● **Recorded information**:
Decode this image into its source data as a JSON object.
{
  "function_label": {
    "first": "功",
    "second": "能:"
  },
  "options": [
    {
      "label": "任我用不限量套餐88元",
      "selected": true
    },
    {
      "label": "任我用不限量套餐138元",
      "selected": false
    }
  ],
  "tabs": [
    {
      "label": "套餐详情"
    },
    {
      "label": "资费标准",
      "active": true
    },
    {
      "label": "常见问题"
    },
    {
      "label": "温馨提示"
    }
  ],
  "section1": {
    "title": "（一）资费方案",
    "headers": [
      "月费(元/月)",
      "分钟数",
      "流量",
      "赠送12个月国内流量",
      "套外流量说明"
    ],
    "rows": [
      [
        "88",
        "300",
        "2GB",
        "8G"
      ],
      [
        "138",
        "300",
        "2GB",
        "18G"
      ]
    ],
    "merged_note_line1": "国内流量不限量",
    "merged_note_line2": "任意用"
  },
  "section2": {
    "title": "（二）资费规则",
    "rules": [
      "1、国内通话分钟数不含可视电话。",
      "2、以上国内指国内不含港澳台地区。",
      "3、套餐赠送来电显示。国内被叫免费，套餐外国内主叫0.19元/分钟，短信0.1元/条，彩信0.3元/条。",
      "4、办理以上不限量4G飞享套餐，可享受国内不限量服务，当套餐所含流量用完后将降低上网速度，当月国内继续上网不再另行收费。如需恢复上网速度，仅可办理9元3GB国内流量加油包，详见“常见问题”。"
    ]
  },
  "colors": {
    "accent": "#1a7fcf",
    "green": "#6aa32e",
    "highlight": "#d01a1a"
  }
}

● **Exercise details**:
Identify the lines above with the word "常见问题". Copy them.

● **Full response**:
      "label": "常见问题"
      "4、办理以上不限量4G飞享套餐，可享受国内不限量服务，当套餐所含流量用完后将降低上网速度，当月国内继续上网不再另行收费。如需恢复上网速度，仅可办理9元3GB国内流量加油包，详见“常见问题”。"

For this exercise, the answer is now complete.